Exercise objective:
Out of all the lines below, count those with the word "legend". Give the number only.
================
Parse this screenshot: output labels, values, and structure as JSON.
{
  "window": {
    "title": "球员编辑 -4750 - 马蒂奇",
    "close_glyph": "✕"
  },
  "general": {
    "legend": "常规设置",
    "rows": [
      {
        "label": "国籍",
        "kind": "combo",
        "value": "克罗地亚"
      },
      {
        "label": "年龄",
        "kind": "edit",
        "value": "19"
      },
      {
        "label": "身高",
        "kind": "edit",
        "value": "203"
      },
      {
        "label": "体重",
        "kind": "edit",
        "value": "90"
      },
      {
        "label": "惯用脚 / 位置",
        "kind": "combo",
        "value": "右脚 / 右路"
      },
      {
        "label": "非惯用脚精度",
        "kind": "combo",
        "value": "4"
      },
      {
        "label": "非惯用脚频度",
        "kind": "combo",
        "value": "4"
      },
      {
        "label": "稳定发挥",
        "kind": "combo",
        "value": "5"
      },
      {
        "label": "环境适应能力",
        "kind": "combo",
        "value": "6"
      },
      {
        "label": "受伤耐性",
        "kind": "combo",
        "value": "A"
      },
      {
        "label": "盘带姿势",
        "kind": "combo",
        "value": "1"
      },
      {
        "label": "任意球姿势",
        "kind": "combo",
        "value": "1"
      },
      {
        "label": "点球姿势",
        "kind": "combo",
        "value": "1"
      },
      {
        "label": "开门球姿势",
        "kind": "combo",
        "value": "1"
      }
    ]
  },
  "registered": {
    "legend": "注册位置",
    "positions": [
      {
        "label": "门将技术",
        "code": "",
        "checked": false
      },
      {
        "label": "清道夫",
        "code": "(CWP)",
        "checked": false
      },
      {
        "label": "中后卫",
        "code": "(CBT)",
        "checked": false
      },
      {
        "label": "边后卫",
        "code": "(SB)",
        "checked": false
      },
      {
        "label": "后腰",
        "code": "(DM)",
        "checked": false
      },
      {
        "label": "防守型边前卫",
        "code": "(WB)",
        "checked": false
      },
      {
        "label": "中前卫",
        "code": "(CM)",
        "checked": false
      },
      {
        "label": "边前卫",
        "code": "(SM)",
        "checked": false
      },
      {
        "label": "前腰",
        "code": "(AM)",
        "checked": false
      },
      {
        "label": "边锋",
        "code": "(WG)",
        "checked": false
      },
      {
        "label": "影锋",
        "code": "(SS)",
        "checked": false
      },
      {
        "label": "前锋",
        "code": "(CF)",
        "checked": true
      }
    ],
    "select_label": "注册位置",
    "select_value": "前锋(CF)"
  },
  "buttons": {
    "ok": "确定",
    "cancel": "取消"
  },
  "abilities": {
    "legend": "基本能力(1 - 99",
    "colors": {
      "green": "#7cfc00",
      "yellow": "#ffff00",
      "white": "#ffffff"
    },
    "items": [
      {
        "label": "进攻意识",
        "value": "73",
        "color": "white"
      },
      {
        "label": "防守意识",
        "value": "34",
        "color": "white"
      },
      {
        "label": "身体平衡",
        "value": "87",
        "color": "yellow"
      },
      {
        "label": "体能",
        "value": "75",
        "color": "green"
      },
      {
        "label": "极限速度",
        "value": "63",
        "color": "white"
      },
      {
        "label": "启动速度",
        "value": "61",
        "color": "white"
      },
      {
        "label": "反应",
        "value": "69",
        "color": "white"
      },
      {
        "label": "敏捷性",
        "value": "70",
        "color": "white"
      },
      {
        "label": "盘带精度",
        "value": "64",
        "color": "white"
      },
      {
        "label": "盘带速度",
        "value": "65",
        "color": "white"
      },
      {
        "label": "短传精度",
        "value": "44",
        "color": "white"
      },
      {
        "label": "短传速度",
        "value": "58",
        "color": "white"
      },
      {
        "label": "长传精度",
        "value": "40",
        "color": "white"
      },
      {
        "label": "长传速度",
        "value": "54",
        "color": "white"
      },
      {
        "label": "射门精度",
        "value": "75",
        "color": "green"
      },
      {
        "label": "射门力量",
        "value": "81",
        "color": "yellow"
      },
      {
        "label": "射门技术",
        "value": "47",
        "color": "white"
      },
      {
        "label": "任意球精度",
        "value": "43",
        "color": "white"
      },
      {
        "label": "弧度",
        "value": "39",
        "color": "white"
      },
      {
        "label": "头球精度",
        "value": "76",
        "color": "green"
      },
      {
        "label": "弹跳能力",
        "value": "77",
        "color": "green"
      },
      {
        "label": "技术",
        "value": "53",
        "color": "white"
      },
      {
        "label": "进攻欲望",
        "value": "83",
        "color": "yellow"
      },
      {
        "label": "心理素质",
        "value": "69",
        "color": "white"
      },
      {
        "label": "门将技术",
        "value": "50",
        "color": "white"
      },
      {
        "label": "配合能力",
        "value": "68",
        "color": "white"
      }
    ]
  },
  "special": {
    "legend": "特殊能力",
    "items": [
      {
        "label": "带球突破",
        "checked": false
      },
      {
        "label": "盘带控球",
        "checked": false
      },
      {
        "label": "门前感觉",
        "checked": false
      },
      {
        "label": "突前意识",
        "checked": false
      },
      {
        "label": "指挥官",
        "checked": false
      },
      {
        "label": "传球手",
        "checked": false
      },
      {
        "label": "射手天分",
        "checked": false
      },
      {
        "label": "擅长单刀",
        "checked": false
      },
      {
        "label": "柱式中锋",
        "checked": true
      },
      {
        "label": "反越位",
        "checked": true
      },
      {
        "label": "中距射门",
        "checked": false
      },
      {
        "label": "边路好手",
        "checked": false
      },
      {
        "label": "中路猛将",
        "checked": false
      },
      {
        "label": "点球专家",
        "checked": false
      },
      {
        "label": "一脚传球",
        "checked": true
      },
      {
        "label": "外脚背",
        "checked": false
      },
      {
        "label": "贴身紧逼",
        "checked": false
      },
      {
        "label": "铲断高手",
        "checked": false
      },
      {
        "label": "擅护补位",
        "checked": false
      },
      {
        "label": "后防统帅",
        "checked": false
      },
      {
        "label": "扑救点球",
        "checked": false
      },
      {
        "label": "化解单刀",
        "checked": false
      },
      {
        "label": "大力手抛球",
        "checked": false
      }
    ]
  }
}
================
Task output:
4